Extracted material:
* * * * *
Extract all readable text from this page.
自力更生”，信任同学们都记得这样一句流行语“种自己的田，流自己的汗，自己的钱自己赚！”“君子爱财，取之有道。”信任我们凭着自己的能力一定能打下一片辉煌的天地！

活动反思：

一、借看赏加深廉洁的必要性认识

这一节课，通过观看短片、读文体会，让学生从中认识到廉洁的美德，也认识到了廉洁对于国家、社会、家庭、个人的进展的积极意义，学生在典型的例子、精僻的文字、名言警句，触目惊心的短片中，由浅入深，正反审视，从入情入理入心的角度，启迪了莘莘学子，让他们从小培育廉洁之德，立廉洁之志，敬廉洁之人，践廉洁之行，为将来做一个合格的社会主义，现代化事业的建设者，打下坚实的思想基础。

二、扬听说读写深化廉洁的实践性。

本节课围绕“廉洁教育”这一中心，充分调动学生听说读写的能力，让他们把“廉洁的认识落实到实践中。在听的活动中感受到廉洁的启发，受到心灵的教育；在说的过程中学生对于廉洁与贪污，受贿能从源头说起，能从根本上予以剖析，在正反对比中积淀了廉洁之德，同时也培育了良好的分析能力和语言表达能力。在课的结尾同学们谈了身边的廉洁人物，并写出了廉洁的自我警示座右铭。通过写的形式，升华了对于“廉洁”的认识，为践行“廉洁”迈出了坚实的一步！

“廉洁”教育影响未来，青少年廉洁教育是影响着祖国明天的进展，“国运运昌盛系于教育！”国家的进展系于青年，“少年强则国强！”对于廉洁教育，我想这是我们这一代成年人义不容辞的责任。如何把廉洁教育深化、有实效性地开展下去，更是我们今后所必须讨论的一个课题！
* * * * *
Your task is to quote all of the data word for word.

Extract all readable text from this page.
自力更生”，信任同学们都记得这样一句流行语“种自己的田，流自己的汗，自己的钱自己赚！”“君子爱财，取之有道。”信任我们凭着自己的能力一定能打下一片辉煌的天地！

活动反思：

一、借看赏加深廉洁的必要性认识

这一节课，通过观看短片、读文体会，让学生从中认识到廉洁的美德，也认识到了廉洁对于国家、社会、家庭、个人的进展的积极意义，学生在典型的例子、精僻的文字、名言警句，触目惊心的短片中，由浅入深，正反审视，从入情入理入心的角度，启迪了莘莘学子，让他们从小培育廉洁之德，立廉洁之志，敬廉洁之人，践廉洁之行，为将来做一个合格的社会主义，现代化事业的建设者，打下坚实的思想基础。

二、扬听说读写深化廉洁的实践性。

本节课围绕“廉洁教育”这一中心，充分调动学生听说读写的能力，让他们把“廉洁的认识落实到实践中。在听的活动中感受到廉洁的启发，受到心灵的教育；在说的过程中学生对于廉洁与贪污，受贿能从源头说起，能从根本上予以剖析，在正反对比中积淀了廉洁之德，同时也培育了良好的分析能力和语言表达能力。在课的结尾同学们谈了身边的廉洁人物，并写出了廉洁的自我警示座右铭。通过写的形式，升华了对于“廉洁”的认识，为践行“廉洁”迈出了坚实的一步！

“廉洁”教育影响未来，青少年廉洁教育是影响着祖国明天的进展，“国运运昌盛系于教育！”国家的进展系于青年，“少年强则国强！”对于廉洁教育，我想这是我们这一代成年人义不容辞的责任。如何把廉洁教育深化、有实效性地开展下去，更是我们今后所必须讨论的一个课题！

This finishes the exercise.